▸ **WRITTEN REQUEST**
Copy each line where the word "profit" occurs.

[Data excerpts]
§ §
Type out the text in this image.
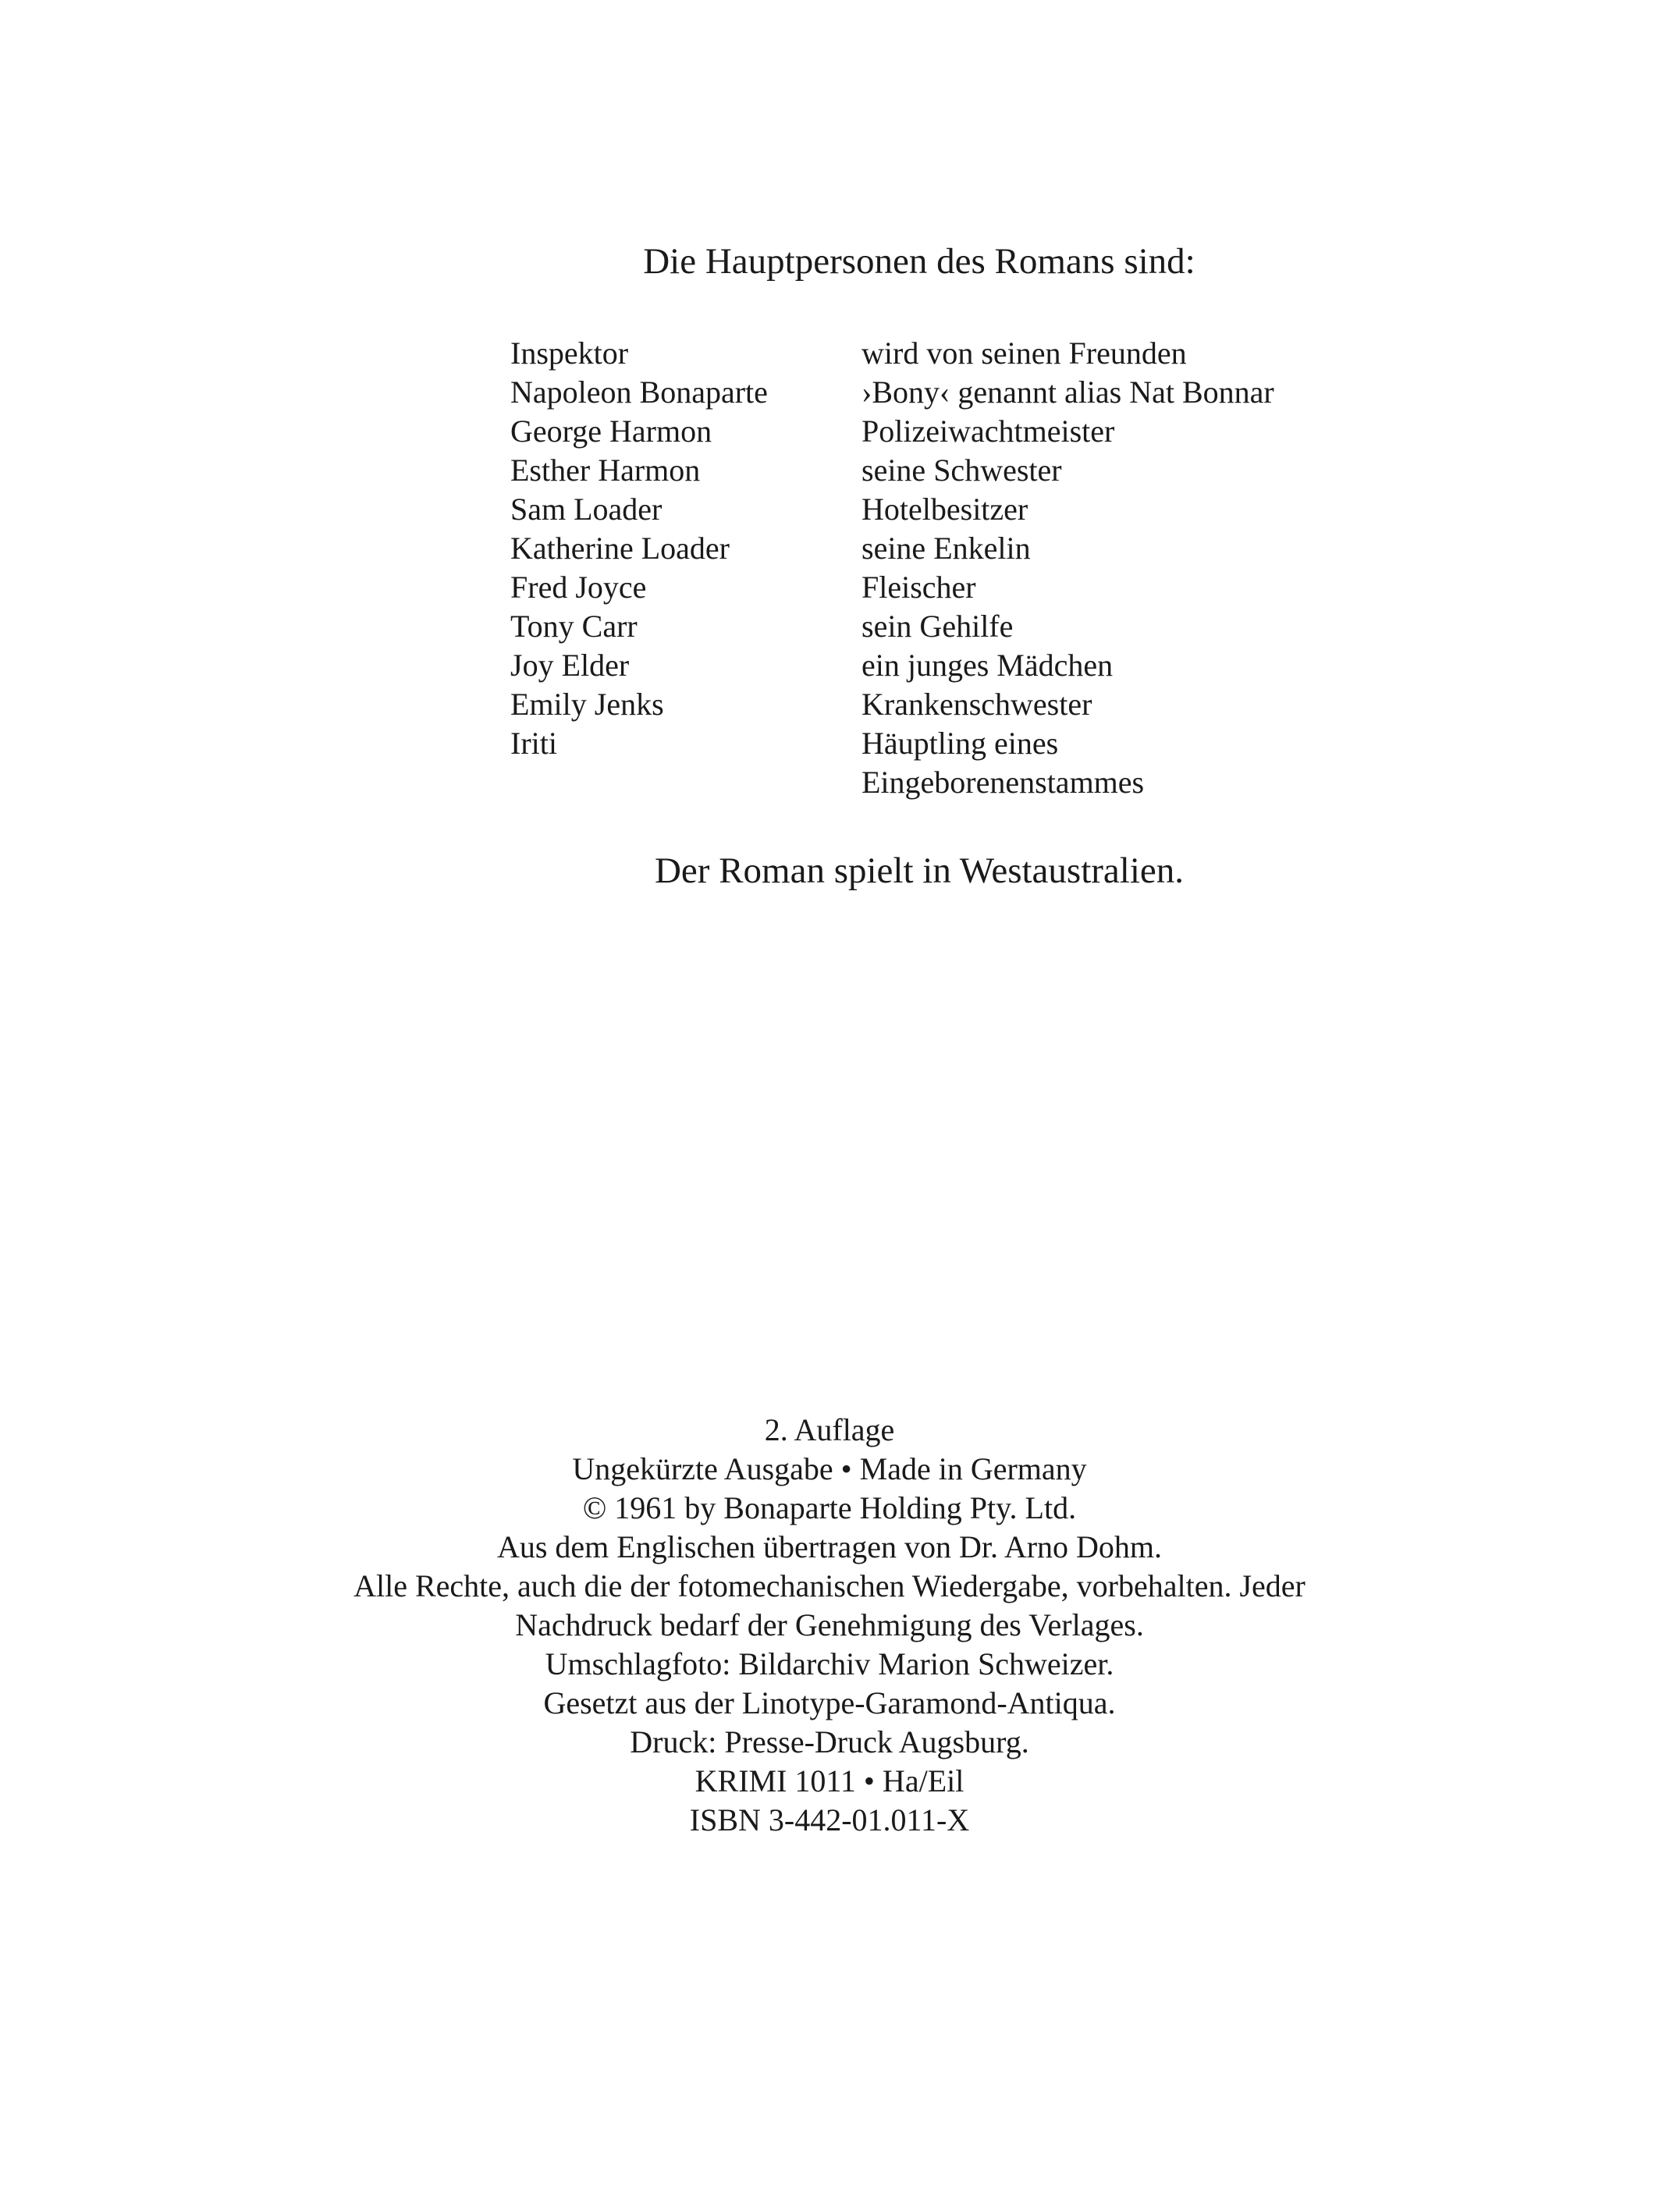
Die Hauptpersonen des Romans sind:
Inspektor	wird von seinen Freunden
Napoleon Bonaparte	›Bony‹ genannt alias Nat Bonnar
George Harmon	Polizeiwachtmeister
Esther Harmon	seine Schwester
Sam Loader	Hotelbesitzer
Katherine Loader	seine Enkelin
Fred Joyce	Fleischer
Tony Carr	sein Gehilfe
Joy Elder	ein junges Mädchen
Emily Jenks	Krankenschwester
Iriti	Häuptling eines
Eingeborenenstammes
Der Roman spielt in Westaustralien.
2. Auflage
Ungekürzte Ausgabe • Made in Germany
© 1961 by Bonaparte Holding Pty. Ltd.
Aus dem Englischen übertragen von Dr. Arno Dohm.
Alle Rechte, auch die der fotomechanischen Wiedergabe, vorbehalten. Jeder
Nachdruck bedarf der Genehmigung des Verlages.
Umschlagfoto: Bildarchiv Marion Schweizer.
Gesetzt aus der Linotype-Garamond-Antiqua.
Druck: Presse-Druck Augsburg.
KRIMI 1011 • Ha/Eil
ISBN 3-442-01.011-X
§ §
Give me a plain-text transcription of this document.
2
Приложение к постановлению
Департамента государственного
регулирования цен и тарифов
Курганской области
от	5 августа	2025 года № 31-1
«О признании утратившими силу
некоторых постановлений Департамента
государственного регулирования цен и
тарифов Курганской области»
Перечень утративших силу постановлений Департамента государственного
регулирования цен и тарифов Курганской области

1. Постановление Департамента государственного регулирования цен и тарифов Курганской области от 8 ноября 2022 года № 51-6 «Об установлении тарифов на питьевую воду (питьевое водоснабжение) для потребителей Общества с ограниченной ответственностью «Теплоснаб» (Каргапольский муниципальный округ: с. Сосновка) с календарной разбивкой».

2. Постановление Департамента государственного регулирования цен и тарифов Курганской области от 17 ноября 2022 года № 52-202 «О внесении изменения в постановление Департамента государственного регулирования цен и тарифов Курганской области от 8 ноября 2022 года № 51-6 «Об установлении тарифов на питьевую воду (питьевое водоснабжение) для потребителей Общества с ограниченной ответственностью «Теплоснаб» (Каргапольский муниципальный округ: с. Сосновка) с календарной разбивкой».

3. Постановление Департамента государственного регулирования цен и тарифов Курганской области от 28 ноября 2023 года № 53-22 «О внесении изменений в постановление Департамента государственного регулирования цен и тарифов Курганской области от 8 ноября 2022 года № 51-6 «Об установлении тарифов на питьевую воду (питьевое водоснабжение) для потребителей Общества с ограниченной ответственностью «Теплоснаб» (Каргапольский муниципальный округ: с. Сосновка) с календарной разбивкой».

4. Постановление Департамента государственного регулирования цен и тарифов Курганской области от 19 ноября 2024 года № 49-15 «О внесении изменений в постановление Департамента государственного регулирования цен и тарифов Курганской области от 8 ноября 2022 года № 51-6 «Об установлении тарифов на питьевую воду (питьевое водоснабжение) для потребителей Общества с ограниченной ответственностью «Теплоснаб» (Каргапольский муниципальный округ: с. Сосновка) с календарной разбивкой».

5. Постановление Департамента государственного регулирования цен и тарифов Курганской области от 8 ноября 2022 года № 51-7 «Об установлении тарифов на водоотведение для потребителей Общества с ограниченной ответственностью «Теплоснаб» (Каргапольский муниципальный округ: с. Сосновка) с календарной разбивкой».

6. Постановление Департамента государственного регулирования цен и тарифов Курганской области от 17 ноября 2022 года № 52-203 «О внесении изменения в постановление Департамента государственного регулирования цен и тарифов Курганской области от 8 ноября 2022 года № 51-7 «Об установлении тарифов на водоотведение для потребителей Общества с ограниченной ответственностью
§ §
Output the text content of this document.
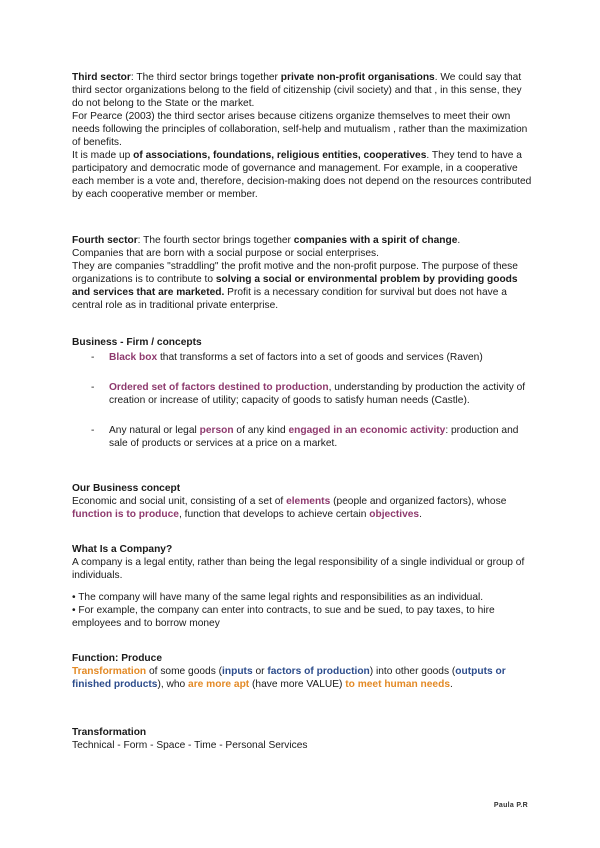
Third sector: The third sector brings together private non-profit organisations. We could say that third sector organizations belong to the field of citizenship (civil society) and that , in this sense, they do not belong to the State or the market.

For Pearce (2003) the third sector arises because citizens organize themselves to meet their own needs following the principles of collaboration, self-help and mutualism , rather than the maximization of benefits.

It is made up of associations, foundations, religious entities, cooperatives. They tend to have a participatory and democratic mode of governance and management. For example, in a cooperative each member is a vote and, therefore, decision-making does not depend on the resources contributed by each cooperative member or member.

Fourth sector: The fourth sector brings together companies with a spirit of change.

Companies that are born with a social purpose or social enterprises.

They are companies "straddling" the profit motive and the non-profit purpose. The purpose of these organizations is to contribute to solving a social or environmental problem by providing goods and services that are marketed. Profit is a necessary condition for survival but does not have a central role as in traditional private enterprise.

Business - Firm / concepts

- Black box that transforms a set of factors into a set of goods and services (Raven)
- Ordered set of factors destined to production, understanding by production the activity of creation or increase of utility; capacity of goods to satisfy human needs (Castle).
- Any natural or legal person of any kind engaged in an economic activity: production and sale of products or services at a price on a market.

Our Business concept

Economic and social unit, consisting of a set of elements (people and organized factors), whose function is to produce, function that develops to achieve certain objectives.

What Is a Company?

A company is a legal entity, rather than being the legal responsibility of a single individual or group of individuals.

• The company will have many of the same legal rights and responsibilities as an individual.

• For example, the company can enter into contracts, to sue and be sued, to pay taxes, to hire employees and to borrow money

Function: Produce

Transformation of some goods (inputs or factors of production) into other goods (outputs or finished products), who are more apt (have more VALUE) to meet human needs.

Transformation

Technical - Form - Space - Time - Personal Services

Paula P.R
§ §
▸ **EXERCISE RESPONSE**
Third sector: The third sector brings together private non-profit organisations. We could say that third sector organizations belong to the field of citizenship (civil society) and that , in this sense, they do not belong to the State or the market.
They are companies "straddling" the profit motive and the non-profit purpose. The purpose of these organizations is to contribute to solving a social or environmental problem by providing goods and services that are marketed. Profit is a necessary condition for survival but does not have a central role as in traditional private enterprise.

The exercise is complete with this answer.